• [WHAT IS ASKED]: Look through the records below and collect all lines that hold the string "name".

------------------------------------

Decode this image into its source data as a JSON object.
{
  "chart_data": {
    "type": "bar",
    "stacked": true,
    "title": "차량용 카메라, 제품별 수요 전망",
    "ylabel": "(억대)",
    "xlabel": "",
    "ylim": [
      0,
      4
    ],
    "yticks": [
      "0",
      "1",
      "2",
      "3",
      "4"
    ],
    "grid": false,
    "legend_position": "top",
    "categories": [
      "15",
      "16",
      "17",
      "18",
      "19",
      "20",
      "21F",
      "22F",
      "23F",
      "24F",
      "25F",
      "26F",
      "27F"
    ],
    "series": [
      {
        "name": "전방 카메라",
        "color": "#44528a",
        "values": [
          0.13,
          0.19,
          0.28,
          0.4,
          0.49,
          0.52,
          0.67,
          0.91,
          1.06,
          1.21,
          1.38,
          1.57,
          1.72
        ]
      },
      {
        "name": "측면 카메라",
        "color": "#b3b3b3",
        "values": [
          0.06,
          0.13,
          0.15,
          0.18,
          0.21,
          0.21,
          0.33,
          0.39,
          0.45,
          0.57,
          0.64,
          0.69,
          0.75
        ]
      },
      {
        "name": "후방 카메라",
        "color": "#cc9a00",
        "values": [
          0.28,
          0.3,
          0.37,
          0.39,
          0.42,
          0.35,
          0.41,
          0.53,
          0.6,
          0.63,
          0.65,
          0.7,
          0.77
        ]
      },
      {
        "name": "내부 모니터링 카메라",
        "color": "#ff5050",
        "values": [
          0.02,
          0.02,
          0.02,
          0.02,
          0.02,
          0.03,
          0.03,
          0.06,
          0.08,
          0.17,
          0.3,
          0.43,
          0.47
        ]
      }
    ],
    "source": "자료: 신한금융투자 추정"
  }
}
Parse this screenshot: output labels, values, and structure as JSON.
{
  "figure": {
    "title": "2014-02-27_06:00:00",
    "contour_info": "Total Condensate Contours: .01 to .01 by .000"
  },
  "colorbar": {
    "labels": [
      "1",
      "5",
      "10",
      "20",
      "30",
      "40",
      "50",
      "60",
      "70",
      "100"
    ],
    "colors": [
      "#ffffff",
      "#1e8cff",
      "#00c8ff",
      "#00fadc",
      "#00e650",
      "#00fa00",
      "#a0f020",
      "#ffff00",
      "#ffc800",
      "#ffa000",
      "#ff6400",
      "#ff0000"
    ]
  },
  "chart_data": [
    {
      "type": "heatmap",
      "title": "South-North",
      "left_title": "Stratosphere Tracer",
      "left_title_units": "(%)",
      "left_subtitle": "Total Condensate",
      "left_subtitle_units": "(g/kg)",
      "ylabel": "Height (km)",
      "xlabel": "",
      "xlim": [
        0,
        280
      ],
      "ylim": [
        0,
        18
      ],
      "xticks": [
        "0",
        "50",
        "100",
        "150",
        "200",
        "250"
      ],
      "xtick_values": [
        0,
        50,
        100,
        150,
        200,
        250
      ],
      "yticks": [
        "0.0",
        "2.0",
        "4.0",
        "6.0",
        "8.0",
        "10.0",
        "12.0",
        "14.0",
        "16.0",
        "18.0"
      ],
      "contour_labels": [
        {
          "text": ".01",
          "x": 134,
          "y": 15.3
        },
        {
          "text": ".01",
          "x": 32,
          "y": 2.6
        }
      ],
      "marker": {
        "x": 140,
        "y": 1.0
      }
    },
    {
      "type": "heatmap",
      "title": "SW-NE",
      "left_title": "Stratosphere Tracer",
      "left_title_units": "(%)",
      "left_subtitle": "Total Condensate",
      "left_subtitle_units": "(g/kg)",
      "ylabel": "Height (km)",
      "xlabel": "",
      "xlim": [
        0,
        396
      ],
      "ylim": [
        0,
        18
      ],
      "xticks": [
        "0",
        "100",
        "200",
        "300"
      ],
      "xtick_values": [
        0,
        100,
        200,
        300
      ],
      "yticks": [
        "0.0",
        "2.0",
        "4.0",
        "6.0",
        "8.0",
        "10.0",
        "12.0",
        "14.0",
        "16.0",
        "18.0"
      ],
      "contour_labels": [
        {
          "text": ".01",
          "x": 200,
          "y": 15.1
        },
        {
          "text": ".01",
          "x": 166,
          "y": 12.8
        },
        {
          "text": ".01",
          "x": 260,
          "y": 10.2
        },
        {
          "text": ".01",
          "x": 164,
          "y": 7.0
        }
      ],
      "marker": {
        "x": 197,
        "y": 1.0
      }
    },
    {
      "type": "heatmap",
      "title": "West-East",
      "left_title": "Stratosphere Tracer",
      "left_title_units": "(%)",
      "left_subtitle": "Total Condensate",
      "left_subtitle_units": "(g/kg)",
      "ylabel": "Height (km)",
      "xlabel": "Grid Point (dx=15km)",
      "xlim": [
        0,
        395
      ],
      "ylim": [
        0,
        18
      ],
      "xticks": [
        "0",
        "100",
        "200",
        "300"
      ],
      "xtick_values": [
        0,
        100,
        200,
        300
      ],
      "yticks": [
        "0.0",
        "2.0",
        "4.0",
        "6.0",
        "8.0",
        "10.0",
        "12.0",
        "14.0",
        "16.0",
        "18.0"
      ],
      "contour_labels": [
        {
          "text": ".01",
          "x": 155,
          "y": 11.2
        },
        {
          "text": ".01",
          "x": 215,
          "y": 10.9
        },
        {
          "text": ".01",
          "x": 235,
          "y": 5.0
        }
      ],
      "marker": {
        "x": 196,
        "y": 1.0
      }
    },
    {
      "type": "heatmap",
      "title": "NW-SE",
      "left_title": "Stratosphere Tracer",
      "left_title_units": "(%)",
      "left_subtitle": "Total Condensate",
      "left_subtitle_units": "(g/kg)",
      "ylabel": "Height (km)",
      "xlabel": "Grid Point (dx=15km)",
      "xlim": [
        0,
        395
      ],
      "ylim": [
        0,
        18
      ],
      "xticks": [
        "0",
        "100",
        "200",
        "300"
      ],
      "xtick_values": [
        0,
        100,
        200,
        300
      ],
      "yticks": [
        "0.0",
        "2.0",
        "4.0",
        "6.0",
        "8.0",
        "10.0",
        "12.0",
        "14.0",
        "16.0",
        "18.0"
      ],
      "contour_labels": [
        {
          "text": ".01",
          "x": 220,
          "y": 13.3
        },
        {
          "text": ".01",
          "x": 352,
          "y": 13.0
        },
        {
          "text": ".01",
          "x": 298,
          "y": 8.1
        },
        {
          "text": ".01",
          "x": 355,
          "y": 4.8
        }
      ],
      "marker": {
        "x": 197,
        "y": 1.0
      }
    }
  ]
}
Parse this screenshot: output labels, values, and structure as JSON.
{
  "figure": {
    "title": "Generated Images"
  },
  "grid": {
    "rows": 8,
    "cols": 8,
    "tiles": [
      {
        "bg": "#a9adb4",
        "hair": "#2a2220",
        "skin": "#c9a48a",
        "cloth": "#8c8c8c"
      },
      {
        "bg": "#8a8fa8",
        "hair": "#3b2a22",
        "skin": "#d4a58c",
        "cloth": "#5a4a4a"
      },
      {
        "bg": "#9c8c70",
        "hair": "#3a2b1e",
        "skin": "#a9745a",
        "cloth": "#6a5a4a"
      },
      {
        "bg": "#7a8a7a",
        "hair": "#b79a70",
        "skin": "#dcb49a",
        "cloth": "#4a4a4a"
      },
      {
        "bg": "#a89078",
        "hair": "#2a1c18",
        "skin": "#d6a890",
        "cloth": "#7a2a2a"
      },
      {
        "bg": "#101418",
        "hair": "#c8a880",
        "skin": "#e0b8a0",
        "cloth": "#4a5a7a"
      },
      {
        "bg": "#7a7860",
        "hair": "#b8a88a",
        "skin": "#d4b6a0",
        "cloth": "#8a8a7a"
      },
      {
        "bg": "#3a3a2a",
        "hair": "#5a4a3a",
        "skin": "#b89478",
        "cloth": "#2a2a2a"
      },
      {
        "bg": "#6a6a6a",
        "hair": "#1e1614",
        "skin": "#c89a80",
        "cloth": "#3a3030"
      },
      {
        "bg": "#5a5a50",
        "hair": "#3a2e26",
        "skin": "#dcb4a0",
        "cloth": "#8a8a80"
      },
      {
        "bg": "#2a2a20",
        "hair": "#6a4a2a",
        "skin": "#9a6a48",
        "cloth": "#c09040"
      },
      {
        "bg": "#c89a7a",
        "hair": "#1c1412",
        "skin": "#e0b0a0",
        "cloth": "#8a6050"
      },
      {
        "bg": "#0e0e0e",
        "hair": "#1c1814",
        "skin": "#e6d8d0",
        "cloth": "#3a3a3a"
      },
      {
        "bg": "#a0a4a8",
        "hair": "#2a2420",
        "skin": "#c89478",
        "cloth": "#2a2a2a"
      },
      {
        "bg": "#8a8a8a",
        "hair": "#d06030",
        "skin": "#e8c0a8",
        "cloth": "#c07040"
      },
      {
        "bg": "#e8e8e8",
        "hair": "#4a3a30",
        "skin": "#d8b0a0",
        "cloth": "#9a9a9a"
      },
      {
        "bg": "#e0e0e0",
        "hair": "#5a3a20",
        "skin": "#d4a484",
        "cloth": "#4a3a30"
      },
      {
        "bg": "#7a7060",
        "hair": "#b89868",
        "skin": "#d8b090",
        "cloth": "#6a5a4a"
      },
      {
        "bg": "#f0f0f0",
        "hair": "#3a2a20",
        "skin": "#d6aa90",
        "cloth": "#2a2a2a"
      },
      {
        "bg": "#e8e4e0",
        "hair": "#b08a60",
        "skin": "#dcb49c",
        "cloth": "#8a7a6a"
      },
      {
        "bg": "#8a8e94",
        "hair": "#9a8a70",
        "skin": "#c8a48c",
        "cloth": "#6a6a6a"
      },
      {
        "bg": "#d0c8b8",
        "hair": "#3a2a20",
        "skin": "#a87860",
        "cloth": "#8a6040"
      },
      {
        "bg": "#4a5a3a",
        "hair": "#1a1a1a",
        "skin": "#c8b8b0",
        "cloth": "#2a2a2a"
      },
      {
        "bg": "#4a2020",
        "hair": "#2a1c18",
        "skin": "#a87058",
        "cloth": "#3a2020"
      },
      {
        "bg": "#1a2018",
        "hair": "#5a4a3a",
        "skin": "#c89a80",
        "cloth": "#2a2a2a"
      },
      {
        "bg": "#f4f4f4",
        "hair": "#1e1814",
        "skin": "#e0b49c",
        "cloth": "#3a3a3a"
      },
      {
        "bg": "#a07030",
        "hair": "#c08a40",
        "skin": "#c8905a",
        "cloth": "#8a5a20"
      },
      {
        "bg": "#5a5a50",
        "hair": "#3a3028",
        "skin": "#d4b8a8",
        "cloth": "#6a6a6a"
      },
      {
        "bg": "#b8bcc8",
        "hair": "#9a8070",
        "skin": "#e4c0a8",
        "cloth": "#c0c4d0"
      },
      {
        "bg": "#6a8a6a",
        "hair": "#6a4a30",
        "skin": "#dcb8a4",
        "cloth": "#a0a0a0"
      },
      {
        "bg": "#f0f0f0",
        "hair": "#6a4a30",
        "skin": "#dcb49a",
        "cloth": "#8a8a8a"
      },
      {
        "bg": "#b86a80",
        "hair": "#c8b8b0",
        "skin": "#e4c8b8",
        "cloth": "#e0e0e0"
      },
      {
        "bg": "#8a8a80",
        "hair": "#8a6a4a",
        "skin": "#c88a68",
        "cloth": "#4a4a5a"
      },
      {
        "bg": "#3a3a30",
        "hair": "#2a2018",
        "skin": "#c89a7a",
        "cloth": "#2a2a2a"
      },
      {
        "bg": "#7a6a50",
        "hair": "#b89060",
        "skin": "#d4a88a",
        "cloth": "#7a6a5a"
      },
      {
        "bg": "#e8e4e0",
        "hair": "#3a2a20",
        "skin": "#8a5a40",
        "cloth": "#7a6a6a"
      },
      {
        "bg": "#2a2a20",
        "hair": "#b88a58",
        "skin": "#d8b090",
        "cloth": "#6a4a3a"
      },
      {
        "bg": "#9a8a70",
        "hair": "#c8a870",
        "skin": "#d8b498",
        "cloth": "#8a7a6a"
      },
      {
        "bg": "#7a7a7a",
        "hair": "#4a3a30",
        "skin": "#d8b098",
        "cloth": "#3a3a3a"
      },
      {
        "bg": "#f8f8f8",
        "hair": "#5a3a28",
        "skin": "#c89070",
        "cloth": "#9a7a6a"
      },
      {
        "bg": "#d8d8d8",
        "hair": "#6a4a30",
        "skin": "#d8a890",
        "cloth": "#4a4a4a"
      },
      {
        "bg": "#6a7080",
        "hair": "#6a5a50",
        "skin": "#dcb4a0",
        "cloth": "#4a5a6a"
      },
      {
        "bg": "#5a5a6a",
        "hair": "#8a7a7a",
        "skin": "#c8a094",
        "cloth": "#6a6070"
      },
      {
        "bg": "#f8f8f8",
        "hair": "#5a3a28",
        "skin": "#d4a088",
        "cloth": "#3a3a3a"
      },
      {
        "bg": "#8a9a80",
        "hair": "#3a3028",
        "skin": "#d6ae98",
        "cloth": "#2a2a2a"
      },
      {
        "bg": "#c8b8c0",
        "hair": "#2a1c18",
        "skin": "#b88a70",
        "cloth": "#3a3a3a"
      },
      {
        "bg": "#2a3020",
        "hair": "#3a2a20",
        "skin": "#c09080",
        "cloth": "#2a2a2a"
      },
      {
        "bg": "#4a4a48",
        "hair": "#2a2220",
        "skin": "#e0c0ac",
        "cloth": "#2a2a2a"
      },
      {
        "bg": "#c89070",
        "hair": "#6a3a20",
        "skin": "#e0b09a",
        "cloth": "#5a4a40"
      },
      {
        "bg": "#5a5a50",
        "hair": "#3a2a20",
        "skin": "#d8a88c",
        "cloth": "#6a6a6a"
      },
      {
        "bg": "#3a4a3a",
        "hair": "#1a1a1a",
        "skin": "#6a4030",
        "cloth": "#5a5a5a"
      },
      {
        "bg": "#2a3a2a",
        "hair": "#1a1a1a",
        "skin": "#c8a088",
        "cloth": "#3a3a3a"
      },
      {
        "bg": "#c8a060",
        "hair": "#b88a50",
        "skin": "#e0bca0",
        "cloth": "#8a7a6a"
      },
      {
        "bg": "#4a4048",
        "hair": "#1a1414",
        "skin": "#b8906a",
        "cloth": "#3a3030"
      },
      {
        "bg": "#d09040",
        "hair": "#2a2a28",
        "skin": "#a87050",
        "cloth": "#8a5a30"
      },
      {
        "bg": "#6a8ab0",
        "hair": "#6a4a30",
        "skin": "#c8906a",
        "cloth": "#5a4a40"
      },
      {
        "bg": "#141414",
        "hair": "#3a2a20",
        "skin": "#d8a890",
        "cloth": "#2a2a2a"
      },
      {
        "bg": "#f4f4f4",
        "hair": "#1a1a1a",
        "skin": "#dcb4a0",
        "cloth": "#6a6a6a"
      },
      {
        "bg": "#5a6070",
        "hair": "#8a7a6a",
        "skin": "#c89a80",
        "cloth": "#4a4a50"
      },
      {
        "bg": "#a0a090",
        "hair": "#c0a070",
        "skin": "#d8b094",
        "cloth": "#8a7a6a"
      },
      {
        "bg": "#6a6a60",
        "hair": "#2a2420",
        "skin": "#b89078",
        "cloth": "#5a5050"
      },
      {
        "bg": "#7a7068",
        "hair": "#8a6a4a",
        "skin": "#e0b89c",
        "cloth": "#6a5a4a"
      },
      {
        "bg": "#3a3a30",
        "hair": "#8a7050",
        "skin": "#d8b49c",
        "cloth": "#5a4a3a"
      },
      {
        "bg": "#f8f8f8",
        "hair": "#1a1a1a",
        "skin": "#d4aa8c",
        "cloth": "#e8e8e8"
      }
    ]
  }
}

------------------------------------

• [OUTPUT]:
        "name": "전방 카메라",
        "name": "측면 카메라",
        "name": "후방 카메라",
        "name": "내부 모니터링 카메라",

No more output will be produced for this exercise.